Write each line out again exactly as written.
========================================
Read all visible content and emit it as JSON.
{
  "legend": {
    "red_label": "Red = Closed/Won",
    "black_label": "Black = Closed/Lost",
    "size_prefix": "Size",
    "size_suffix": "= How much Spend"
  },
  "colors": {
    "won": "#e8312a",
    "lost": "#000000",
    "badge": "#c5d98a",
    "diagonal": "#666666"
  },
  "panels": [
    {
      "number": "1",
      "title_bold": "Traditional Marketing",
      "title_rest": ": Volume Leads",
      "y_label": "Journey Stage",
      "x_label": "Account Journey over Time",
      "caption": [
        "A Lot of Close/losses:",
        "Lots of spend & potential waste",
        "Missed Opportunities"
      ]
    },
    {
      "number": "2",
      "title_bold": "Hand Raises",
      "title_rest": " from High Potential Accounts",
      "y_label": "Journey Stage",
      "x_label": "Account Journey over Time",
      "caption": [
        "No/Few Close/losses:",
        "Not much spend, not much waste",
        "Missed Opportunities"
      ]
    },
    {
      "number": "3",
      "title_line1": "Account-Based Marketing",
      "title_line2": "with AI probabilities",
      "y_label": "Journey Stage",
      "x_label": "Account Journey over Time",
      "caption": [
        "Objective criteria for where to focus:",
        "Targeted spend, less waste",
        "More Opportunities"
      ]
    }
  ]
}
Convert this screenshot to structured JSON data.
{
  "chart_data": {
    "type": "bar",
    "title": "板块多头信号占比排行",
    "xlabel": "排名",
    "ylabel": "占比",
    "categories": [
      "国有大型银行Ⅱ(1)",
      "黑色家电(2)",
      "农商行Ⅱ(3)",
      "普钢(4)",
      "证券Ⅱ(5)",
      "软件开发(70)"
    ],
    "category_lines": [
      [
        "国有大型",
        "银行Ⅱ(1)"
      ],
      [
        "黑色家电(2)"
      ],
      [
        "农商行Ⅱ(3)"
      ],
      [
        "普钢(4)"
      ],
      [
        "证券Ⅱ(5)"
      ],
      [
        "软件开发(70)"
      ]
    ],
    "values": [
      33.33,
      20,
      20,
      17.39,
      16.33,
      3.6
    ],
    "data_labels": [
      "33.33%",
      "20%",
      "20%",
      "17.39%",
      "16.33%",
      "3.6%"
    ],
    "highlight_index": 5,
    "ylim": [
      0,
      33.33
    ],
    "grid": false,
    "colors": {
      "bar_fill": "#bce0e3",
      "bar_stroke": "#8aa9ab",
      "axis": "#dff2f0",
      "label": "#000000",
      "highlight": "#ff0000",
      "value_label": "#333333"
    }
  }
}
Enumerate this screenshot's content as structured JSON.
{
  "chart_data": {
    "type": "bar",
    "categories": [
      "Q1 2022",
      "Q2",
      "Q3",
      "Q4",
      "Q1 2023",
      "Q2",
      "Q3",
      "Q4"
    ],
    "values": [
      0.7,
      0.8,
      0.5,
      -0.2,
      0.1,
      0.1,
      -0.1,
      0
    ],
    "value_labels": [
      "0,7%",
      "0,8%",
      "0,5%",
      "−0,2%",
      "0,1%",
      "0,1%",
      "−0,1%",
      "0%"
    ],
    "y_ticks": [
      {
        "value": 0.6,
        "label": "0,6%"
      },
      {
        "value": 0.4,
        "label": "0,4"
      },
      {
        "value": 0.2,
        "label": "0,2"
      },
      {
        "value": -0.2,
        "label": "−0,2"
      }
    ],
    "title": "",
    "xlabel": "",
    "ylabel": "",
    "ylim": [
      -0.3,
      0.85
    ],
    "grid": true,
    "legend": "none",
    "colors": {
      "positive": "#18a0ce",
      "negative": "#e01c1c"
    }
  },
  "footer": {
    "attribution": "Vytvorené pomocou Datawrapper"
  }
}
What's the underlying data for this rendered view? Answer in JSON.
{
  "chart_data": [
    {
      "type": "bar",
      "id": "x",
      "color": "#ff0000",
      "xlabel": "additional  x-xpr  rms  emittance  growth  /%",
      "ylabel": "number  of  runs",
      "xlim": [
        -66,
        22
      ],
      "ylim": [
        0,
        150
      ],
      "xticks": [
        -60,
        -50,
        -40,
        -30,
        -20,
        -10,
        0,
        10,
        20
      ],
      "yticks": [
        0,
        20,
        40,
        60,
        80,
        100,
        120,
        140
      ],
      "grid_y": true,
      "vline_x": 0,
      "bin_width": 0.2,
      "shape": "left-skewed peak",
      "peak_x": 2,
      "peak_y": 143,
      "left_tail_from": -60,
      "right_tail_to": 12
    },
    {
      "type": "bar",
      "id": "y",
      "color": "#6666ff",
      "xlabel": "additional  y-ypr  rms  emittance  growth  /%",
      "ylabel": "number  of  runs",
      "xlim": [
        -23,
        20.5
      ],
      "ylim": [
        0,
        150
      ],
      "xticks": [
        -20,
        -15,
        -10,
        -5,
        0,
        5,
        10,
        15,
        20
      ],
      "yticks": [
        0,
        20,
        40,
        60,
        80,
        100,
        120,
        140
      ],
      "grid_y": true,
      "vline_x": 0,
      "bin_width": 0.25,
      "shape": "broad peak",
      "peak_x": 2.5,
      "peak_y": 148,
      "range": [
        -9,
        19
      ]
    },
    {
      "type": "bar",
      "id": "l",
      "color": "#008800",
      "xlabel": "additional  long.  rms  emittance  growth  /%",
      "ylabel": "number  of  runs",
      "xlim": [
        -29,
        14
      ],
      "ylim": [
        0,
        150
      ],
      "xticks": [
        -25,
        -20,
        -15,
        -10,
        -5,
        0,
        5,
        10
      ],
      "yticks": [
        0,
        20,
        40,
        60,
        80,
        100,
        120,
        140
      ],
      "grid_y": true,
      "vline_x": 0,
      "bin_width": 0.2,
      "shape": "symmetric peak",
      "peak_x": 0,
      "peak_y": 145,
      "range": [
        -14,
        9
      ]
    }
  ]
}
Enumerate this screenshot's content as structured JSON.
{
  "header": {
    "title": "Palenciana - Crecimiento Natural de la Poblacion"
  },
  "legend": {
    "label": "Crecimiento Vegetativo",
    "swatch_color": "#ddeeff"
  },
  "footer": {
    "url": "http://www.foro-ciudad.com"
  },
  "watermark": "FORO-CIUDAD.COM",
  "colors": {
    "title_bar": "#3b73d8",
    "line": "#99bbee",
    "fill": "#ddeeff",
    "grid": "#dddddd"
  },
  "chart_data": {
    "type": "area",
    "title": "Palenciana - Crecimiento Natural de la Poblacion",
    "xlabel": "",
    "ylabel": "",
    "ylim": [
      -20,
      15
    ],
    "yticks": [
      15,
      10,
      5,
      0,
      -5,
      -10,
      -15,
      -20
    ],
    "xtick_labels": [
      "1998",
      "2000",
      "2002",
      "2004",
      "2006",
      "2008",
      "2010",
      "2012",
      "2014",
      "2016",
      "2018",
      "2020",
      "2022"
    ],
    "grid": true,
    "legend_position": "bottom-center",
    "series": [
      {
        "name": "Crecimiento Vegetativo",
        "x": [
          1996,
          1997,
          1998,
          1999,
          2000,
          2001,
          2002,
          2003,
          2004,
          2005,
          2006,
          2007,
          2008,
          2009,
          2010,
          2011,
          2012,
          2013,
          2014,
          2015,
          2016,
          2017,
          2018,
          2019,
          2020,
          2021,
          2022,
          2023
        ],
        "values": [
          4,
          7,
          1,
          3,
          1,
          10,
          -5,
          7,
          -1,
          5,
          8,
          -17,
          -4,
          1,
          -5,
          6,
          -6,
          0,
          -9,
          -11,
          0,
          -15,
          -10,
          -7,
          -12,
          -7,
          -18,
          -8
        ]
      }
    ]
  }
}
========================================
**Result for this exercise:**
Read all visible content and emit it as JSON.
{
  "legend": {
    "red_label": "Red = Closed/Won",
    "black_label": "Black = Closed/Lost",
    "size_prefix": "Size",
    "size_suffix": "= How much Spend"
  },
  "colors": {
    "won": "#e8312a",
    "lost": "#000000",
    "badge": "#c5d98a",
    "diagonal": "#666666"
  },
  "panels": [
    {
      "number": "1",
      "title_bold": "Traditional Marketing",
      "title_rest": ": Volume Leads",
      "y_label": "Journey Stage",
      "x_label": "Account Journey over Time",
      "caption": [
        "A Lot of Close/losses:",
        "Lots of spend & potential waste",
        "Missed Opportunities"
      ]
    },
    {
      "number": "2",
      "title_bold": "Hand Raises",
      "title_rest": " from High Potential Accounts",
      "y_label": "Journey Stage",
      "x_label": "Account Journey over Time",
      "caption": [
        "No/Few Close/losses:",
        "Not much spend, not much waste",
        "Missed Opportunities"
      ]
    },
    {
      "number": "3",
      "title_line1": "Account-Based Marketing",
      "title_line2": "with AI probabilities",
      "y_label": "Journey Stage",
      "x_label": "Account Journey over Time",
      "caption": [
        "Objective criteria for where to focus:",
        "Targeted spend, less waste",
        "More Opportunities"
      ]
    }
  ]
}
Convert this screenshot to structured JSON data.
{
  "chart_data": {
    "type": "bar",
    "title": "板块多头信号占比排行",
    "xlabel": "排名",
    "ylabel": "占比",
    "categories": [
      "国有大型银行Ⅱ(1)",
      "黑色家电(2)",
      "农商行Ⅱ(3)",
      "普钢(4)",
      "证券Ⅱ(5)",
      "软件开发(70)"
    ],
    "category_lines": [
      [
        "国有大型",
        "银行Ⅱ(1)"
      ],
      [
        "黑色家电(2)"
      ],
      [
        "农商行Ⅱ(3)"
      ],
      [
        "普钢(4)"
      ],
      [
        "证券Ⅱ(5)"
      ],
      [
        "软件开发(70)"
      ]
    ],
    "values": [
      33.33,
      20,
      20,
      17.39,
      16.33,
      3.6
    ],
    "data_labels": [
      "33.33%",
      "20%",
      "20%",
      "17.39%",
      "16.33%",
      "3.6%"
    ],
    "highlight_index": 5,
    "ylim": [
      0,
      33.33
    ],
    "grid": false,
    "colors": {
      "bar_fill": "#bce0e3",
      "bar_stroke": "#8aa9ab",
      "axis": "#dff2f0",
      "label": "#000000",
      "highlight": "#ff0000",
      "value_label": "#333333"
    }
  }
}
Enumerate this screenshot's content as structured JSON.
{
  "chart_data": {
    "type": "bar",
    "categories": [
      "Q1 2022",
      "Q2",
      "Q3",
      "Q4",
      "Q1 2023",
      "Q2",
      "Q3",
      "Q4"
    ],
    "values": [
      0.7,
      0.8,
      0.5,
      -0.2,
      0.1,
      0.1,
      -0.1,
      0
    ],
    "value_labels": [
      "0,7%",
      "0,8%",
      "0,5%",
      "−0,2%",
      "0,1%",
      "0,1%",
      "−0,1%",
      "0%"
    ],
    "y_ticks": [
      {
        "value": 0.6,
        "label": "0,6%"
      },
      {
        "value": 0.4,
        "label": "0,4"
      },
      {
        "value": 0.2,
        "label": "0,2"
      },
      {
        "value": -0.2,
        "label": "−0,2"
      }
    ],
    "title": "",
    "xlabel": "",
    "ylabel": "",
    "ylim": [
      -0.3,
      0.85
    ],
    "grid": true,
    "legend": "none",
    "colors": {
      "positive": "#18a0ce",
      "negative": "#e01c1c"
    }
  },
  "footer": {
    "attribution": "Vytvorené pomocou Datawrapper"
  }
}
What's the underlying data for this rendered view? Answer in JSON.
{
  "chart_data": [
    {
      "type": "bar",
      "id": "x",
      "color": "#ff0000",
      "xlabel": "additional  x-xpr  rms  emittance  growth  /%",
      "ylabel": "number  of  runs",
      "xlim": [
        -66,
        22
      ],
      "ylim": [
        0,
        150
      ],
      "xticks": [
        -60,
        -50,
        -40,
        -30,
        -20,
        -10,
        0,
        10,
        20
      ],
      "yticks": [
        0,
        20,
        40,
        60,
        80,
        100,
        120,
        140
      ],
      "grid_y": true,
      "vline_x": 0,
      "bin_width": 0.2,
      "shape": "left-skewed peak",
      "peak_x": 2,
      "peak_y": 143,
      "left_tail_from": -60,
      "right_tail_to": 12
    },
    {
      "type": "bar",
      "id": "y",
      "color": "#6666ff",
      "xlabel": "additional  y-ypr  rms  emittance  growth  /%",
      "ylabel": "number  of  runs",
      "xlim": [
        -23,
        20.5
      ],
      "ylim": [
        0,
        150
      ],
      "xticks": [
        -20,
        -15,
        -10,
        -5,
        0,
        5,
        10,
        15,
        20
      ],
      "yticks": [
        0,
        20,
        40,
        60,
        80,
        100,
        120,
        140
      ],
      "grid_y": true,
      "vline_x": 0,
      "bin_width": 0.25,
      "shape": "broad peak",
      "peak_x": 2.5,
      "peak_y": 148,
      "range": [
        -9,
        19
      ]
    },
    {
      "type": "bar",
      "id": "l",
      "color": "#008800",
      "xlabel": "additional  long.  rms  emittance  growth  /%",
      "ylabel": "number  of  runs",
      "xlim": [
        -29,
        14
      ],
      "ylim": [
        0,
        150
      ],
      "xticks": [
        -25,
        -20,
        -15,
        -10,
        -5,
        0,
        5,
        10
      ],
      "yticks": [
        0,
        20,
        40,
        60,
        80,
        100,
        120,
        140
      ],
      "grid_y": true,
      "vline_x": 0,
      "bin_width": 0.2,
      "shape": "symmetric peak",
      "peak_x": 0,
      "peak_y": 145,
      "range": [
        -14,
        9
      ]
    }
  ]
}
Enumerate this screenshot's content as structured JSON.
{
  "header": {
    "title": "Palenciana - Crecimiento Natural de la Poblacion"
  },
  "legend": {
    "label": "Crecimiento Vegetativo",
    "swatch_color": "#ddeeff"
  },
  "footer": {
    "url": "http://www.foro-ciudad.com"
  },
  "watermark": "FORO-CIUDAD.COM",
  "colors": {
    "title_bar": "#3b73d8",
    "line": "#99bbee",
    "fill": "#ddeeff",
    "grid": "#dddddd"
  },
  "chart_data": {
    "type": "area",
    "title": "Palenciana - Crecimiento Natural de la Poblacion",
    "xlabel": "",
    "ylabel": "",
    "ylim": [
      -20,
      15
    ],
    "yticks": [
      15,
      10,
      5,
      0,
      -5,
      -10,
      -15,
      -20
    ],
    "xtick_labels": [
      "1998",
      "2000",
      "2002",
      "2004",
      "2006",
      "2008",
      "2010",
      "2012",
      "2014",
      "2016",
      "2018",
      "2020",
      "2022"
    ],
    "grid": true,
    "legend_position": "bottom-center",
    "series": [
      {
        "name": "Crecimiento Vegetativo",
        "x": [
          1996,
          1997,
          1998,
          1999,
          2000,
          2001,
          2002,
          2003,
          2004,
          2005,
          2006,
          2007,
          2008,
          2009,
          2010,
          2011,
          2012,
          2013,
          2014,
          2015,
          2016,
          2017,
          2018,
          2019,
          2020,
          2021,
          2022,
          2023
        ],
        "values": [
          4,
          7,
          1,
          3,
          1,
          10,
          -5,
          7,
          -1,
          5,
          8,
          -17,
          -4,
          1,
          -5,
          6,
          -6,
          0,
          -9,
          -11,
          0,
          -15,
          -10,
          -7,
          -12,
          -7,
          -18,
          -8
        ]
      }
    ]
  }
}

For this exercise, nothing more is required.